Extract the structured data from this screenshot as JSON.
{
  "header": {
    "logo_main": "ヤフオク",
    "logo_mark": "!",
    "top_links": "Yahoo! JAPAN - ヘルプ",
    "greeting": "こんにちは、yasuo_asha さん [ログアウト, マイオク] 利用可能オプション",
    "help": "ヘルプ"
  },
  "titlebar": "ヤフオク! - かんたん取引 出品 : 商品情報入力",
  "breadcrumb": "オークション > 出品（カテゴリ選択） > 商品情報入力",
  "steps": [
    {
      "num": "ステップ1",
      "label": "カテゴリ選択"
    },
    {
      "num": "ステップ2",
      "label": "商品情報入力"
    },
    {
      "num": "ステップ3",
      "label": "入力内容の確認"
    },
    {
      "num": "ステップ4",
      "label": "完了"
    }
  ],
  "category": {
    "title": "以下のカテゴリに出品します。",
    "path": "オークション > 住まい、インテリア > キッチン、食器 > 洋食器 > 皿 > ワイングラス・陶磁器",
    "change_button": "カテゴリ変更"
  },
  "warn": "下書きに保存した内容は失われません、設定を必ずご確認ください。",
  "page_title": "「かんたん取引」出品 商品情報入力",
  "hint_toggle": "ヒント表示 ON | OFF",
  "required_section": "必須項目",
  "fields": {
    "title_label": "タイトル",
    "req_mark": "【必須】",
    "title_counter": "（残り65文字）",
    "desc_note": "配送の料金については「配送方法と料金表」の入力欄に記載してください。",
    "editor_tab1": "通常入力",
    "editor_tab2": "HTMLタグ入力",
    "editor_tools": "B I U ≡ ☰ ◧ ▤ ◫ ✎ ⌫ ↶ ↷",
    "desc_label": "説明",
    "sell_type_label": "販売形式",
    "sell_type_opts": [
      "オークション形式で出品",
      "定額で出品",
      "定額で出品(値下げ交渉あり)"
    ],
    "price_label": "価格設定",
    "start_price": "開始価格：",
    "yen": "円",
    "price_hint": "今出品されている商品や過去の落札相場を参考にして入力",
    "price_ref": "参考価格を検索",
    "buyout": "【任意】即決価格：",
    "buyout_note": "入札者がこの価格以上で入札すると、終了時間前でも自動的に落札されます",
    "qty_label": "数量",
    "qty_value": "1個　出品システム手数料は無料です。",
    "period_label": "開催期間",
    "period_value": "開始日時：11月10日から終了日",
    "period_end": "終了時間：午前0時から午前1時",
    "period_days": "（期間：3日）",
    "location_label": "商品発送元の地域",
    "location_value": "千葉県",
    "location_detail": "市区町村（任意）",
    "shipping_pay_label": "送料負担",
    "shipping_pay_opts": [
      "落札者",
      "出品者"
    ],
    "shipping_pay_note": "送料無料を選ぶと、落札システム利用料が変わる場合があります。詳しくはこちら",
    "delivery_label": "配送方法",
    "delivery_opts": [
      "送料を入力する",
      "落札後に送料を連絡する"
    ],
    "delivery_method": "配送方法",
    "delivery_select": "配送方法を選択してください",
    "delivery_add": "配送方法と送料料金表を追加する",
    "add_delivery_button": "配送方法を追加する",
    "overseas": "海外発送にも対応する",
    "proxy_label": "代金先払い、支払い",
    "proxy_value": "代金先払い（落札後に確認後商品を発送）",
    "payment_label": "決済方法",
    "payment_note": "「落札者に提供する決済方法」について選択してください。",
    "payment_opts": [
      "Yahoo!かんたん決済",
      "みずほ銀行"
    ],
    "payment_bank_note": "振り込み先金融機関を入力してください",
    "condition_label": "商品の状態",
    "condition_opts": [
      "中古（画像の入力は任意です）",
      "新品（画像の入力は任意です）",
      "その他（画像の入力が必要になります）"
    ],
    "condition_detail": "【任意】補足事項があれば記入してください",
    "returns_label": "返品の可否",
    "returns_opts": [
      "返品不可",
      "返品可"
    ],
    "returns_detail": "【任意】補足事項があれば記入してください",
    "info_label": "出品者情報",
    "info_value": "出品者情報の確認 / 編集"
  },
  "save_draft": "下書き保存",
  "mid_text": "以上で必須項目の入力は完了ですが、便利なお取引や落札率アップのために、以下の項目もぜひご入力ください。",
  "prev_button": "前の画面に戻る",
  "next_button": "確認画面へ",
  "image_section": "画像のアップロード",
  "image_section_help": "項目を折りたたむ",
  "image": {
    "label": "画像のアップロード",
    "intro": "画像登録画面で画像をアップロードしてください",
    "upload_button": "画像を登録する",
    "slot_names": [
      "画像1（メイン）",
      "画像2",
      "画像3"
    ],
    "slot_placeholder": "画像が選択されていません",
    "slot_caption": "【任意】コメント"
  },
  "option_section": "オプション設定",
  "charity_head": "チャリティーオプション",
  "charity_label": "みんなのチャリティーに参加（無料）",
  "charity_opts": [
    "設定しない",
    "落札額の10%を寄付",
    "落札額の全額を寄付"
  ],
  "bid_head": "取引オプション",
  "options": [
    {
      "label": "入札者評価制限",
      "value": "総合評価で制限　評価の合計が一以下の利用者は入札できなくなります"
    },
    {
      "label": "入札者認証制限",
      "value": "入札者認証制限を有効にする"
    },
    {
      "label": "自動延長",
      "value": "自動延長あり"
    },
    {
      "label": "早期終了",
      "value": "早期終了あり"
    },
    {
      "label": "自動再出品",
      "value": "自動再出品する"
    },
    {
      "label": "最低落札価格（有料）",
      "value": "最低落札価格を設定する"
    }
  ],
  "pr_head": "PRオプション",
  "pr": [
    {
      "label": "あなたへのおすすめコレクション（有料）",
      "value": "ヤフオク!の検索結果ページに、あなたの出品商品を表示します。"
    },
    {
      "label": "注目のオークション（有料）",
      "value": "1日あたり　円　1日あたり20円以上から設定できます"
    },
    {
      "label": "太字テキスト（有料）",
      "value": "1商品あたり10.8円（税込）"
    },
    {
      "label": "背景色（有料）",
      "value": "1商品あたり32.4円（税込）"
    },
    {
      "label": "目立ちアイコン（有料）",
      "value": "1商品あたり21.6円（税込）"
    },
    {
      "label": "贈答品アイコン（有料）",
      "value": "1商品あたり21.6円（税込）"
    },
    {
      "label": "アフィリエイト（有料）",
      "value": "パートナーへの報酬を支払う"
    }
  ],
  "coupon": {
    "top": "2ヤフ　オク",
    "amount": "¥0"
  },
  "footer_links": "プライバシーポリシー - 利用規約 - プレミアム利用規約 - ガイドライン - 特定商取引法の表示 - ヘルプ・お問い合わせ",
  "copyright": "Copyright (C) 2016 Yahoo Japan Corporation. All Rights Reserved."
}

- THE REQUEST
Extract the full listing above without altering anything.

- EXERCISE SOLUTION
Extract the structured data from this screenshot as JSON.
{
  "header": {
    "logo_main": "ヤフオク",
    "logo_mark": "!",
    "top_links": "Yahoo! JAPAN - ヘルプ",
    "greeting": "こんにちは、yasuo_asha さん [ログアウト, マイオク] 利用可能オプション",
    "help": "ヘルプ"
  },
  "titlebar": "ヤフオク! - かんたん取引 出品 : 商品情報入力",
  "breadcrumb": "オークション > 出品（カテゴリ選択） > 商品情報入力",
  "steps": [
    {
      "num": "ステップ1",
      "label": "カテゴリ選択"
    },
    {
      "num": "ステップ2",
      "label": "商品情報入力"
    },
    {
      "num": "ステップ3",
      "label": "入力内容の確認"
    },
    {
      "num": "ステップ4",
      "label": "完了"
    }
  ],
  "category": {
    "title": "以下のカテゴリに出品します。",
    "path": "オークション > 住まい、インテリア > キッチン、食器 > 洋食器 > 皿 > ワイングラス・陶磁器",
    "change_button": "カテゴリ変更"
  },
  "warn": "下書きに保存した内容は失われません、設定を必ずご確認ください。",
  "page_title": "「かんたん取引」出品 商品情報入力",
  "hint_toggle": "ヒント表示 ON | OFF",
  "required_section": "必須項目",
  "fields": {
    "title_label": "タイトル",
    "req_mark": "【必須】",
    "title_counter": "（残り65文字）",
    "desc_note": "配送の料金については「配送方法と料金表」の入力欄に記載してください。",
    "editor_tab1": "通常入力",
    "editor_tab2": "HTMLタグ入力",
    "editor_tools": "B I U ≡ ☰ ◧ ▤ ◫ ✎ ⌫ ↶ ↷",
    "desc_label": "説明",
    "sell_type_label": "販売形式",
    "sell_type_opts": [
      "オークション形式で出品",
      "定額で出品",
      "定額で出品(値下げ交渉あり)"
    ],
    "price_label": "価格設定",
    "start_price": "開始価格：",
    "yen": "円",
    "price_hint": "今出品されている商品や過去の落札相場を参考にして入力",
    "price_ref": "参考価格を検索",
    "buyout": "【任意】即決価格：",
    "buyout_note": "入札者がこの価格以上で入札すると、終了時間前でも自動的に落札されます",
    "qty_label": "数量",
    "qty_value": "1個　出品システム手数料は無料です。",
    "period_label": "開催期間",
    "period_value": "開始日時：11月10日から終了日",
    "period_end": "終了時間：午前0時から午前1時",
    "period_days": "（期間：3日）",
    "location_label": "商品発送元の地域",
    "location_value": "千葉県",
    "location_detail": "市区町村（任意）",
    "shipping_pay_label": "送料負担",
    "shipping_pay_opts": [
      "落札者",
      "出品者"
    ],
    "shipping_pay_note": "送料無料を選ぶと、落札システム利用料が変わる場合があります。詳しくはこちら",
    "delivery_label": "配送方法",
    "delivery_opts": [
      "送料を入力する",
      "落札後に送料を連絡する"
    ],
    "delivery_method": "配送方法",
    "delivery_select": "配送方法を選択してください",
    "delivery_add": "配送方法と送料料金表を追加する",
    "add_delivery_button": "配送方法を追加する",
    "overseas": "海外発送にも対応する",
    "proxy_label": "代金先払い、支払い",
    "proxy_value": "代金先払い（落札後に確認後商品を発送）",
    "payment_label": "決済方法",
    "payment_note": "「落札者に提供する決済方法」について選択してください。",
    "payment_opts": [
      "Yahoo!かんたん決済",
      "みずほ銀行"
    ],
    "payment_bank_note": "振り込み先金融機関を入力してください",
    "condition_label": "商品の状態",
    "condition_opts": [
      "中古（画像の入力は任意です）",
      "新品（画像の入力は任意です）",
      "その他（画像の入力が必要になります）"
    ],
    "condition_detail": "【任意】補足事項があれば記入してください",
    "returns_label": "返品の可否",
    "returns_opts": [
      "返品不可",
      "返品可"
    ],
    "returns_detail": "【任意】補足事項があれば記入してください",
    "info_label": "出品者情報",
    "info_value": "出品者情報の確認 / 編集"
  },
  "save_draft": "下書き保存",
  "mid_text": "以上で必須項目の入力は完了ですが、便利なお取引や落札率アップのために、以下の項目もぜひご入力ください。",
  "prev_button": "前の画面に戻る",
  "next_button": "確認画面へ",
  "image_section": "画像のアップロード",
  "image_section_help": "項目を折りたたむ",
  "image": {
    "label": "画像のアップロード",
    "intro": "画像登録画面で画像をアップロードしてください",
    "upload_button": "画像を登録する",
    "slot_names": [
      "画像1（メイン）",
      "画像2",
      "画像3"
    ],
    "slot_placeholder": "画像が選択されていません",
    "slot_caption": "【任意】コメント"
  },
  "option_section": "オプション設定",
  "charity_head": "チャリティーオプション",
  "charity_label": "みんなのチャリティーに参加（無料）",
  "charity_opts": [
    "設定しない",
    "落札額の10%を寄付",
    "落札額の全額を寄付"
  ],
  "bid_head": "取引オプション",
  "options": [
    {
      "label": "入札者評価制限",
      "value": "総合評価で制限　評価の合計が一以下の利用者は入札できなくなります"
    },
    {
      "label": "入札者認証制限",
      "value": "入札者認証制限を有効にする"
    },
    {
      "label": "自動延長",
      "value": "自動延長あり"
    },
    {
      "label": "早期終了",
      "value": "早期終了あり"
    },
    {
      "label": "自動再出品",
      "value": "自動再出品する"
    },
    {
      "label": "最低落札価格（有料）",
      "value": "最低落札価格を設定する"
    }
  ],
  "pr_head": "PRオプション",
  "pr": [
    {
      "label": "あなたへのおすすめコレクション（有料）",
      "value": "ヤフオク!の検索結果ページに、あなたの出品商品を表示します。"
    },
    {
      "label": "注目のオークション（有料）",
      "value": "1日あたり　円　1日あたり20円以上から設定できます"
    },
    {
      "label": "太字テキスト（有料）",
      "value": "1商品あたり10.8円（税込）"
    },
    {
      "label": "背景色（有料）",
      "value": "1商品あたり32.4円（税込）"
    },
    {
      "label": "目立ちアイコン（有料）",
      "value": "1商品あたり21.6円（税込）"
    },
    {
      "label": "贈答品アイコン（有料）",
      "value": "1商品あたり21.6円（税込）"
    },
    {
      "label": "アフィリエイト（有料）",
      "value": "パートナーへの報酬を支払う"
    }
  ],
  "coupon": {
    "top": "2ヤフ　オク",
    "amount": "¥0"
  },
  "footer_links": "プライバシーポリシー - 利用規約 - プレミアム利用規約 - ガイドライン - 特定商取引法の表示 - ヘルプ・お問い合わせ",
  "copyright": "Copyright (C) 2016 Yahoo Japan Corporation. All Rights Reserved."
}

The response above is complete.